#### [Stated problem]
Reproduce the listing verbatim.

#### [Data lines]
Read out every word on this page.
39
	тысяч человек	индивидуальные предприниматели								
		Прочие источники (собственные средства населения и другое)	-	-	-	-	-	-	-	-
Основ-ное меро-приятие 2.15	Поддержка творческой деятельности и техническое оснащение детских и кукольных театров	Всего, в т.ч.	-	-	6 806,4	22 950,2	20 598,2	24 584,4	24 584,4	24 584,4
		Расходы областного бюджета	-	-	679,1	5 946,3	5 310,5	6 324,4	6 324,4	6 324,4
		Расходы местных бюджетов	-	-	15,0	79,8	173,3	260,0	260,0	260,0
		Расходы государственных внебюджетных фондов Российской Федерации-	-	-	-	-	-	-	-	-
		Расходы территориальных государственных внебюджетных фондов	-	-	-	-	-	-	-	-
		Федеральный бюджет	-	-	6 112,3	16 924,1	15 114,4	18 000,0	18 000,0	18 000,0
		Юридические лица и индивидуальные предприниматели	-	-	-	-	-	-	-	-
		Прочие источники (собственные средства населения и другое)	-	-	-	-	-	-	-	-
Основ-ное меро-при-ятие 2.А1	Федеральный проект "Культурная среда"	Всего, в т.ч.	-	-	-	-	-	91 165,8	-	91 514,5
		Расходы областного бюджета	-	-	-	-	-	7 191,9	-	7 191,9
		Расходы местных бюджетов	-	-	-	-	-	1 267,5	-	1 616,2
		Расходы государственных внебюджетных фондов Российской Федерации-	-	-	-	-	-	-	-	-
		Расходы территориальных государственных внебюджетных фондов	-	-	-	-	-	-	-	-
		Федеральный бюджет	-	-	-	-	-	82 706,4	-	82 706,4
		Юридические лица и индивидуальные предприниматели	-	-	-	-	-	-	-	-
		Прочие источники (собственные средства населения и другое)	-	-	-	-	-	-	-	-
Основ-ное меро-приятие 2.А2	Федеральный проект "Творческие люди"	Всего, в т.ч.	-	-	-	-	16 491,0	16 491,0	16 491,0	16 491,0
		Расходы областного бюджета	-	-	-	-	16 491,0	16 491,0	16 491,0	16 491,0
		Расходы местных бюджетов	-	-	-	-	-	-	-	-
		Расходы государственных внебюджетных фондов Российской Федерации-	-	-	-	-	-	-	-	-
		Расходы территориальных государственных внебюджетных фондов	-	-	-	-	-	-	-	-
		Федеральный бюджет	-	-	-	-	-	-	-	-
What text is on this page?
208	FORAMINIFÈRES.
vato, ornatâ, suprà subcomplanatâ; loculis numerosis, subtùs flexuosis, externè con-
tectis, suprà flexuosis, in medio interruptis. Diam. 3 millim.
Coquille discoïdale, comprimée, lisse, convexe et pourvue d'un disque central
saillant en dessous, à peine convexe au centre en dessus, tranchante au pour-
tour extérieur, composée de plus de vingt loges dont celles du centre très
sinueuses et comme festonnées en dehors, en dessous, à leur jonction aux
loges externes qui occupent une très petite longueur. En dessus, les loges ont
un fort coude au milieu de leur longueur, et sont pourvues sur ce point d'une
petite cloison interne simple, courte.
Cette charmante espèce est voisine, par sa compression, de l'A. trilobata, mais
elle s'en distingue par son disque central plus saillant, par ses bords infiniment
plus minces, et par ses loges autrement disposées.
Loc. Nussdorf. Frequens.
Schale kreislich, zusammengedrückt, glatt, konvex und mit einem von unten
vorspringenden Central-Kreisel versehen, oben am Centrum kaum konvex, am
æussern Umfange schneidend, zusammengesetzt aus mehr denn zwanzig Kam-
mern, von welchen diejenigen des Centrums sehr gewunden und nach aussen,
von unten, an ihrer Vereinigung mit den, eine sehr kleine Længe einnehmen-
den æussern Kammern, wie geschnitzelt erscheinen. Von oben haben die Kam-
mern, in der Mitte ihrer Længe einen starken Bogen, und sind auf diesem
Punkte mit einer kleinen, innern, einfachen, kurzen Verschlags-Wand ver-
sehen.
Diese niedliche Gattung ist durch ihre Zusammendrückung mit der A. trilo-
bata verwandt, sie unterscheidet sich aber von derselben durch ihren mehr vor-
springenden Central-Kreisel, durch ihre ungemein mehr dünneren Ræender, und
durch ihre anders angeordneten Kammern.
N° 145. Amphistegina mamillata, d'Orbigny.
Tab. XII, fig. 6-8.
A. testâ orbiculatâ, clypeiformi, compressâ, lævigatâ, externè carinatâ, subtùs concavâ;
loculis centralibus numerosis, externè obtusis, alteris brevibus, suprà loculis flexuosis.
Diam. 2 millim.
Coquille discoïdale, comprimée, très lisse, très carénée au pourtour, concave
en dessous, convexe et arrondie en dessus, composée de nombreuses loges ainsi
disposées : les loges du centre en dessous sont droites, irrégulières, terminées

#### [The solution]
Read out every word on this page.
39
	тысяч человек	индивидуальные предприниматели								
		Прочие источники (собственные средства населения и другое)	-	-	-	-	-	-	-	-
Основ-ное меро-приятие 2.15	Поддержка творческой деятельности и техническое оснащение детских и кукольных театров	Всего, в т.ч.	-	-	6 806,4	22 950,2	20 598,2	24 584,4	24 584,4	24 584,4
		Расходы областного бюджета	-	-	679,1	5 946,3	5 310,5	6 324,4	6 324,4	6 324,4
		Расходы местных бюджетов	-	-	15,0	79,8	173,3	260,0	260,0	260,0
		Расходы государственных внебюджетных фондов Российской Федерации-	-	-	-	-	-	-	-	-
		Расходы территориальных государственных внебюджетных фондов	-	-	-	-	-	-	-	-
		Федеральный бюджет	-	-	6 112,3	16 924,1	15 114,4	18 000,0	18 000,0	18 000,0
		Юридические лица и индивидуальные предприниматели	-	-	-	-	-	-	-	-
		Прочие источники (собственные средства населения и другое)	-	-	-	-	-	-	-	-
Основ-ное меро-при-ятие 2.А1	Федеральный проект "Культурная среда"	Всего, в т.ч.	-	-	-	-	-	91 165,8	-	91 514,5
		Расходы областного бюджета	-	-	-	-	-	7 191,9	-	7 191,9
		Расходы местных бюджетов	-	-	-	-	-	1 267,5	-	1 616,2
		Расходы государственных внебюджетных фондов Российской Федерации-	-	-	-	-	-	-	-	-
		Расходы территориальных государственных внебюджетных фондов	-	-	-	-	-	-	-	-
		Федеральный бюджет	-	-	-	-	-	82 706,4	-	82 706,4
		Юридические лица и индивидуальные предприниматели	-	-	-	-	-	-	-	-
		Прочие источники (собственные средства населения и другое)	-	-	-	-	-	-	-	-
Основ-ное меро-приятие 2.А2	Федеральный проект "Творческие люди"	Всего, в т.ч.	-	-	-	-	16 491,0	16 491,0	16 491,0	16 491,0
		Расходы областного бюджета	-	-	-	-	16 491,0	16 491,0	16 491,0	16 491,0
		Расходы местных бюджетов	-	-	-	-	-	-	-	-
		Расходы государственных внебюджетных фондов Российской Федерации-	-	-	-	-	-	-	-	-
		Расходы территориальных государственных внебюджетных фондов	-	-	-	-	-	-	-	-
		Федеральный бюджет	-	-	-	-	-	-	-	-
What text is on this page?
208	FORAMINIFÈRES.
vato, ornatâ, suprà subcomplanatâ; loculis numerosis, subtùs flexuosis, externè con-
tectis, suprà flexuosis, in medio interruptis. Diam. 3 millim.
Coquille discoïdale, comprimée, lisse, convexe et pourvue d'un disque central
saillant en dessous, à peine convexe au centre en dessus, tranchante au pour-
tour extérieur, composée de plus de vingt loges dont celles du centre très
sinueuses et comme festonnées en dehors, en dessous, à leur jonction aux
loges externes qui occupent une très petite longueur. En dessus, les loges ont
un fort coude au milieu de leur longueur, et sont pourvues sur ce point d'une
petite cloison interne simple, courte.
Cette charmante espèce est voisine, par sa compression, de l'A. trilobata, mais
elle s'en distingue par son disque central plus saillant, par ses bords infiniment
plus minces, et par ses loges autrement disposées.
Loc. Nussdorf. Frequens.
Schale kreislich, zusammengedrückt, glatt, konvex und mit einem von unten
vorspringenden Central-Kreisel versehen, oben am Centrum kaum konvex, am
æussern Umfange schneidend, zusammengesetzt aus mehr denn zwanzig Kam-
mern, von welchen diejenigen des Centrums sehr gewunden und nach aussen,
von unten, an ihrer Vereinigung mit den, eine sehr kleine Længe einnehmen-
den æussern Kammern, wie geschnitzelt erscheinen. Von oben haben die Kam-
mern, in der Mitte ihrer Længe einen starken Bogen, und sind auf diesem
Punkte mit einer kleinen, innern, einfachen, kurzen Verschlags-Wand ver-
sehen.
Diese niedliche Gattung ist durch ihre Zusammendrückung mit der A. trilo-
bata verwandt, sie unterscheidet sich aber von derselben durch ihren mehr vor-
springenden Central-Kreisel, durch ihre ungemein mehr dünneren Ræender, und
durch ihre anders angeordneten Kammern.
N° 145. Amphistegina mamillata, d'Orbigny.
Tab. XII, fig. 6-8.
A. testâ orbiculatâ, clypeiformi, compressâ, lævigatâ, externè carinatâ, subtùs concavâ;
loculis centralibus numerosis, externè obtusis, alteris brevibus, suprà loculis flexuosis.
Diam. 2 millim.
Coquille discoïdale, comprimée, très lisse, très carénée au pourtour, concave
en dessous, convexe et arrondie en dessus, composée de nombreuses loges ainsi
disposées : les loges du centre en dessous sont droites, irrégulières, terminées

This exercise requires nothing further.